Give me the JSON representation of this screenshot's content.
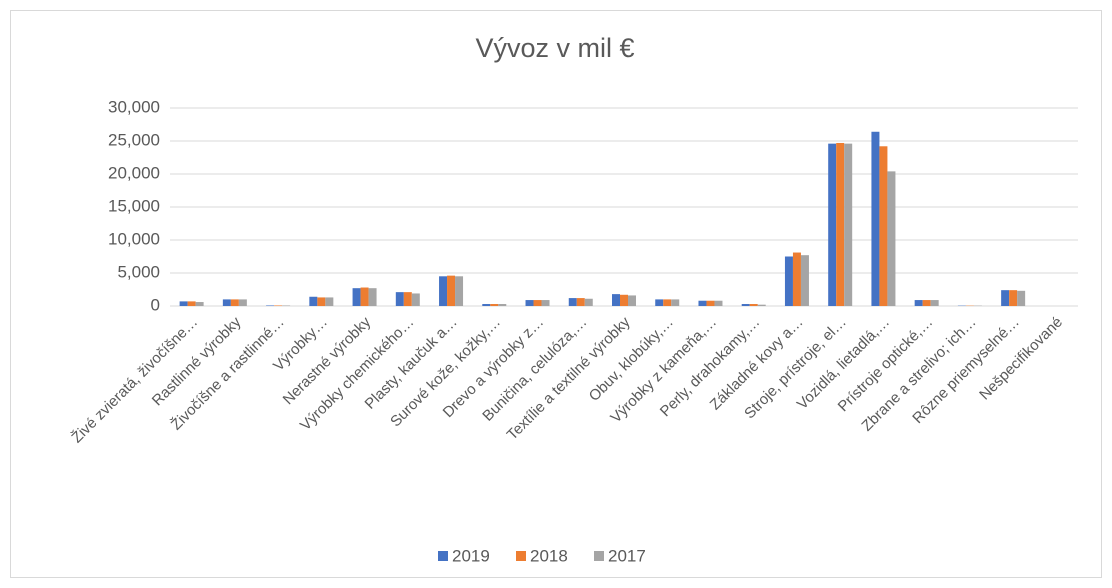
{
  "chart_data": {
    "type": "bar",
    "title": "Vývoz v mil €",
    "categories": [
      "Živé zvieratá, živočíšne…",
      "Rastlinné výrobky",
      "Živočíšne a rastlinné…",
      "Výrobky…",
      "Nerastné výrobky",
      "Výrobky chemického…",
      "Plasty, kaučuk a…",
      "Surové kože, kožky,…",
      "Drevo a výrobky z…",
      "Buničina, celulóza,…",
      "Textílie a textilné výrobky",
      "Obuv, klobúky,…",
      "Výrobky z kameňa,…",
      "Perly, drahokamy,…",
      "Základné kovy a…",
      "Stroje, prístroje, el…",
      "Vozidlá, lietadlá,…",
      "Prístroje optické,…",
      "Zbrane a strelivo; ich…",
      "Rôzne priemyselné…",
      "Nešpecifikované"
    ],
    "series": [
      {
        "name": "2019",
        "color": "#4472c4",
        "values": [
          700,
          1000,
          80,
          1400,
          2700,
          2100,
          4500,
          300,
          900,
          1200,
          1800,
          1000,
          800,
          300,
          7500,
          24600,
          26400,
          900,
          50,
          2400,
          0
        ]
      },
      {
        "name": "2018",
        "color": "#ed7d31",
        "values": [
          700,
          1000,
          80,
          1300,
          2800,
          2100,
          4600,
          300,
          900,
          1200,
          1700,
          1000,
          800,
          300,
          8100,
          24700,
          24200,
          900,
          50,
          2400,
          0
        ]
      },
      {
        "name": "2017",
        "color": "#a5a5a5",
        "values": [
          600,
          1000,
          80,
          1300,
          2700,
          1900,
          4500,
          300,
          900,
          1100,
          1600,
          1000,
          800,
          200,
          7700,
          24600,
          20400,
          900,
          50,
          2300,
          0
        ]
      }
    ],
    "ylim": [
      0,
      30000
    ],
    "yticks": [
      0,
      {
        "value": 5000,
        "label": "5,000"
      },
      {
        "value": 10000,
        "label": "10,000"
      },
      {
        "value": 15000,
        "label": "15,000"
      },
      {
        "value": 20000,
        "label": "20,000"
      },
      {
        "value": 25000,
        "label": "25,000"
      },
      {
        "value": 30000,
        "label": "30,000"
      }
    ],
    "grid": true,
    "legend": "bottom"
  }
}
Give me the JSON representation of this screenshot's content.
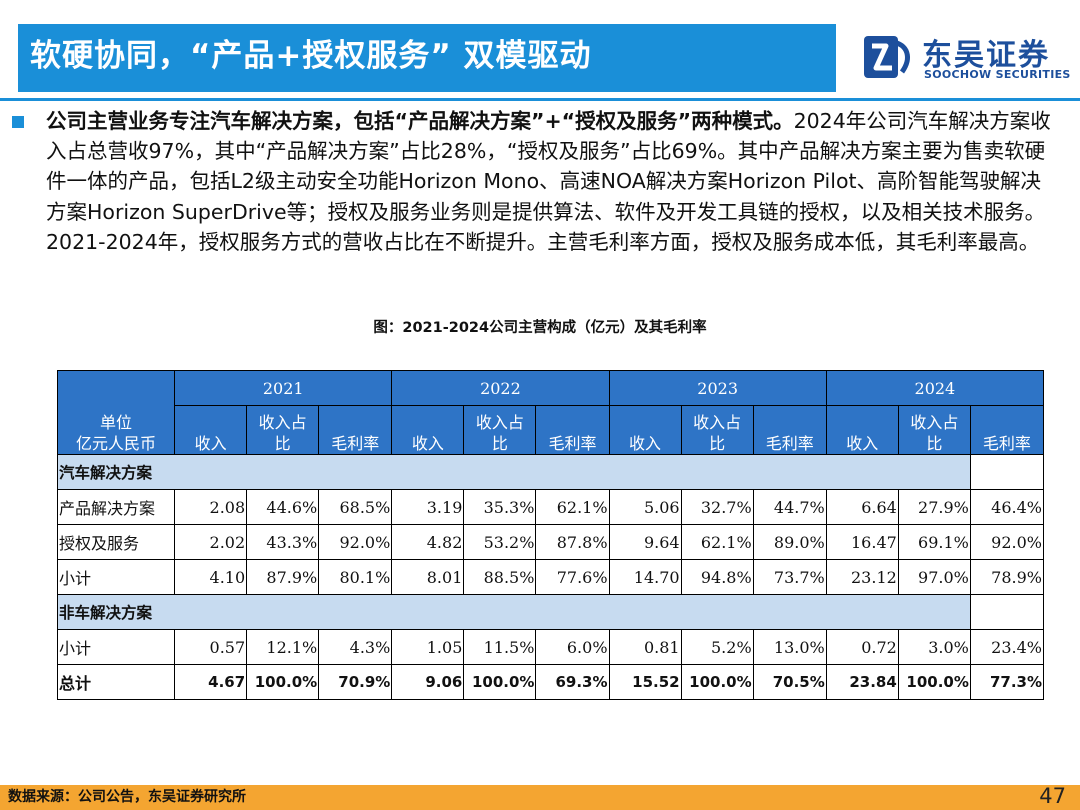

[What the task asks]
Print the complete listing exactly as it stands, without its pictures.

[Response to the exercise]
Give me the JSON representation of this screenshot's content.
{
  "chart_data": {
    "type": "bar",
    "title": "Vývoz v mil €",
    "categories": [
      "Živé zvieratá, živočíšne…",
      "Rastlinné výrobky",
      "Živočíšne a rastlinné…",
      "Výrobky…",
      "Nerastné výrobky",
      "Výrobky chemického…",
      "Plasty, kaučuk a…",
      "Surové kože, kožky,…",
      "Drevo a výrobky z…",
      "Buničina, celulóza,…",
      "Textílie a textilné výrobky",
      "Obuv, klobúky,…",
      "Výrobky z kameňa,…",
      "Perly, drahokamy,…",
      "Základné kovy a…",
      "Stroje, prístroje, el…",
      "Vozidlá, lietadlá,…",
      "Prístroje optické,…",
      "Zbrane a strelivo; ich…",
      "Rôzne priemyselné…",
      "Nešpecifikované"
    ],
    "series": [
      {
        "name": "2019",
        "color": "#4472c4",
        "values": [
          700,
          1000,
          80,
          1400,
          2700,
          2100,
          4500,
          300,
          900,
          1200,
          1800,
          1000,
          800,
          300,
          7500,
          24600,
          26400,
          900,
          50,
          2400,
          0
        ]
      },
      {
        "name": "2018",
        "color": "#ed7d31",
        "values": [
          700,
          1000,
          80,
          1300,
          2800,
          2100,
          4600,
          300,
          900,
          1200,
          1700,
          1000,
          800,
          300,
          8100,
          24700,
          24200,
          900,
          50,
          2400,
          0
        ]
      },
      {
        "name": "2017",
        "color": "#a5a5a5",
        "values": [
          600,
          1000,
          80,
          1300,
          2700,
          1900,
          4500,
          300,
          900,
          1100,
          1600,
          1000,
          800,
          200,
          7700,
          24600,
          20400,
          900,
          50,
          2300,
          0
        ]
      }
    ],
    "ylim": [
      0,
      30000
    ],
    "yticks": [
      0,
      {
        "value": 5000,
        "label": "5,000"
      },
      {
        "value": 10000,
        "label": "10,000"
      },
      {
        "value": 15000,
        "label": "15,000"
      },
      {
        "value": 20000,
        "label": "20,000"
      },
      {
        "value": 25000,
        "label": "25,000"
      },
      {
        "value": 30000,
        "label": "30,000"
      }
    ],
    "grid": true,
    "legend": "bottom"
  }
}
Give me the JSON representation of this screenshot's content.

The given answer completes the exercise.